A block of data
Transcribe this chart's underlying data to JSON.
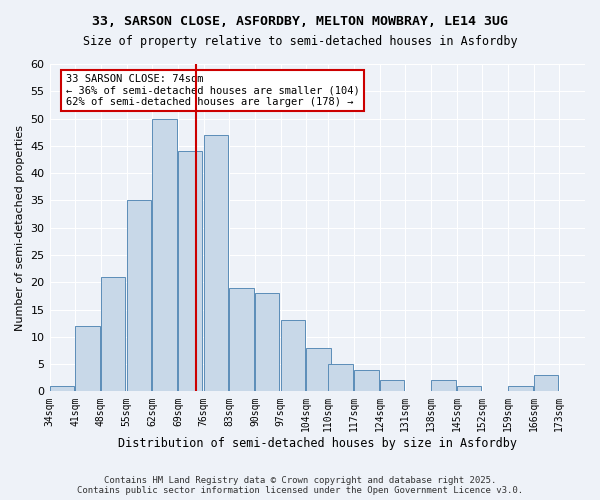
{
  "title1": "33, SARSON CLOSE, ASFORDBY, MELTON MOWBRAY, LE14 3UG",
  "title2": "Size of property relative to semi-detached houses in Asfordby",
  "xlabel": "Distribution of semi-detached houses by size in Asfordby",
  "ylabel": "Number of semi-detached properties",
  "bins": [
    34,
    41,
    48,
    55,
    62,
    69,
    76,
    83,
    90,
    97,
    104,
    110,
    117,
    124,
    131,
    138,
    145,
    152,
    159,
    166,
    173
  ],
  "counts": [
    1,
    12,
    21,
    35,
    50,
    44,
    47,
    19,
    18,
    13,
    8,
    5,
    4,
    2,
    0,
    2,
    1,
    0,
    1,
    3
  ],
  "bar_color": "#c8d8e8",
  "bar_edge_color": "#5b8db8",
  "vline_x": 74,
  "vline_color": "#cc0000",
  "annotation_title": "33 SARSON CLOSE: 74sqm",
  "annotation_line1": "← 36% of semi-detached houses are smaller (104)",
  "annotation_line2": "62% of semi-detached houses are larger (178) →",
  "annotation_box_color": "#ffffff",
  "annotation_box_edge": "#cc0000",
  "footer1": "Contains HM Land Registry data © Crown copyright and database right 2025.",
  "footer2": "Contains public sector information licensed under the Open Government Licence v3.0.",
  "bg_color": "#eef2f8",
  "ylim": [
    0,
    60
  ],
  "tick_labels": [
    "34sqm",
    "41sqm",
    "48sqm",
    "55sqm",
    "62sqm",
    "69sqm",
    "76sqm",
    "83sqm",
    "90sqm",
    "97sqm",
    "104sqm",
    "110sqm",
    "117sqm",
    "124sqm",
    "131sqm",
    "138sqm",
    "145sqm",
    "152sqm",
    "159sqm",
    "166sqm",
    "173sqm"
  ]
}
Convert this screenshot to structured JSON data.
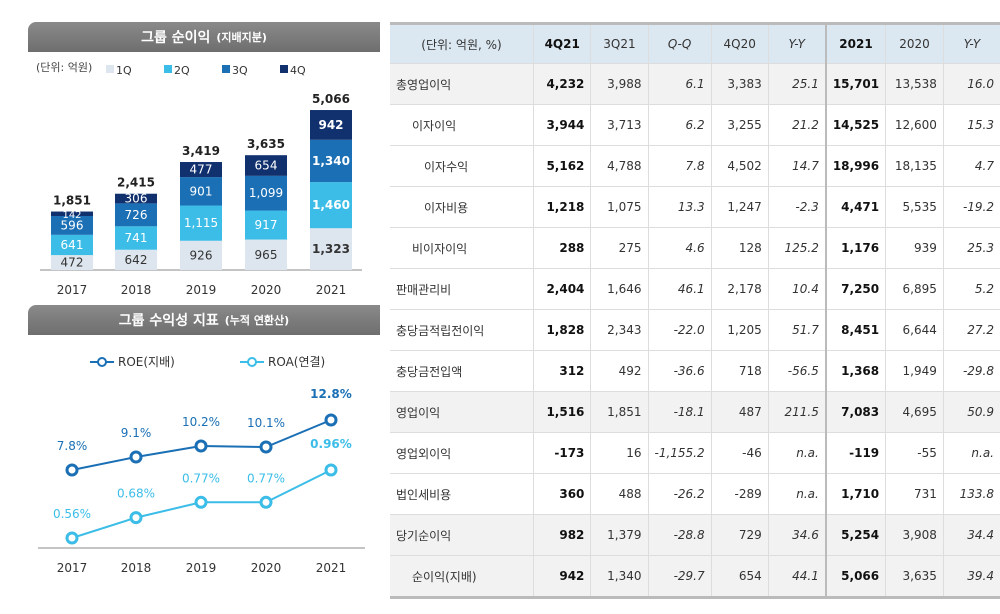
{
  "chart_data": [
    {
      "type": "bar",
      "stacked": true,
      "title": "그룹 순이익",
      "title_sub": "(지배지분)",
      "unit_label": "(단위: 억원)",
      "categories": [
        "2017",
        "2018",
        "2019",
        "2020",
        "2021"
      ],
      "series": [
        {
          "name": "1Q",
          "values": [
            472,
            642,
            926,
            965,
            1323
          ],
          "color": "#dde6ee"
        },
        {
          "name": "2Q",
          "values": [
            641,
            741,
            1115,
            917,
            1460
          ],
          "color": "#3bbde8"
        },
        {
          "name": "3Q",
          "values": [
            596,
            726,
            901,
            1099,
            1340
          ],
          "color": "#1a6fb5"
        },
        {
          "name": "4Q",
          "values": [
            142,
            306,
            477,
            654,
            942
          ],
          "color": "#10306e"
        }
      ],
      "totals": [
        "1,851",
        "2,415",
        "3,419",
        "3,635",
        "5,066"
      ],
      "value_labels": [
        [
          "472",
          "642",
          "926",
          "965",
          "1,323"
        ],
        [
          "641",
          "741",
          "1,115",
          "917",
          "1,460"
        ],
        [
          "596",
          "726",
          "901",
          "1,099",
          "1,340"
        ],
        [
          "142",
          "306",
          "477",
          "654",
          "942"
        ]
      ]
    },
    {
      "type": "line",
      "title": "그룹 수익성 지표",
      "title_sub": "(누적 연환산)",
      "categories": [
        "2017",
        "2018",
        "2019",
        "2020",
        "2021"
      ],
      "series": [
        {
          "name": "ROE(지배)",
          "values": [
            7.8,
            9.1,
            10.2,
            10.1,
            12.8
          ],
          "labels": [
            "7.8%",
            "9.1%",
            "10.2%",
            "10.1%",
            "12.8%"
          ],
          "color": "#1a6fb5"
        },
        {
          "name": "ROA(연결)",
          "values": [
            0.56,
            0.68,
            0.77,
            0.77,
            0.96
          ],
          "labels": [
            "0.56%",
            "0.68%",
            "0.77%",
            "0.77%",
            "0.96%"
          ],
          "color": "#3bbde8"
        }
      ]
    }
  ],
  "table": {
    "headers": [
      "(단위: 억원, %)",
      "4Q21",
      "3Q21",
      "Q-Q",
      "4Q20",
      "Y-Y",
      "2021",
      "2020",
      "Y-Y"
    ],
    "rows": [
      [
        "총영업이익",
        "4,232",
        "3,988",
        "6.1",
        "3,383",
        "25.1",
        "15,701",
        "13,538",
        "16.0"
      ],
      [
        "이자이익",
        "3,944",
        "3,713",
        "6.2",
        "3,255",
        "21.2",
        "14,525",
        "12,600",
        "15.3"
      ],
      [
        "이자수익",
        "5,162",
        "4,788",
        "7.8",
        "4,502",
        "14.7",
        "18,996",
        "18,135",
        "4.7"
      ],
      [
        "이자비용",
        "1,218",
        "1,075",
        "13.3",
        "1,247",
        "-2.3",
        "4,471",
        "5,535",
        "-19.2"
      ],
      [
        "비이자이익",
        "288",
        "275",
        "4.6",
        "128",
        "125.2",
        "1,176",
        "939",
        "25.3"
      ],
      [
        "판매관리비",
        "2,404",
        "1,646",
        "46.1",
        "2,178",
        "10.4",
        "7,250",
        "6,895",
        "5.2"
      ],
      [
        "충당금적립전이익",
        "1,828",
        "2,343",
        "-22.0",
        "1,205",
        "51.7",
        "8,451",
        "6,644",
        "27.2"
      ],
      [
        "충당금전입액",
        "312",
        "492",
        "-36.6",
        "718",
        "-56.5",
        "1,368",
        "1,949",
        "-29.8"
      ],
      [
        "영업이익",
        "1,516",
        "1,851",
        "-18.1",
        "487",
        "211.5",
        "7,083",
        "4,695",
        "50.9"
      ],
      [
        "영업외이익",
        "-173",
        "16",
        "-1,155.2",
        "-46",
        "n.a.",
        "-119",
        "-55",
        "n.a."
      ],
      [
        "법인세비용",
        "360",
        "488",
        "-26.2",
        "-289",
        "n.a.",
        "1,710",
        "731",
        "133.8"
      ],
      [
        "당기순이익",
        "982",
        "1,379",
        "-28.8",
        "729",
        "34.6",
        "5,254",
        "3,908",
        "34.4"
      ],
      [
        "순이익(지배)",
        "942",
        "1,340",
        "-29.7",
        "654",
        "44.1",
        "5,066",
        "3,635",
        "39.4"
      ]
    ],
    "shaded_rows": [
      0,
      8,
      11,
      12
    ],
    "indent": [
      0,
      1,
      2,
      2,
      1,
      0,
      0,
      0,
      0,
      0,
      0,
      0,
      1
    ]
  }
}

Problem to work on: Pick out the lines that contain "detached" and copy them.

Written answer:
  "title2": "Size of property relative to semi-detached houses in Asfordby",
  "xlabel": "Distribution of semi-detached houses by size in Asfordby",
  "ylabel": "Number of semi-detached properties",
  "annotation_line1": "← 36% of semi-detached houses are smaller (104)",
  "annotation_line2": "62% of semi-detached houses are larger (178) →",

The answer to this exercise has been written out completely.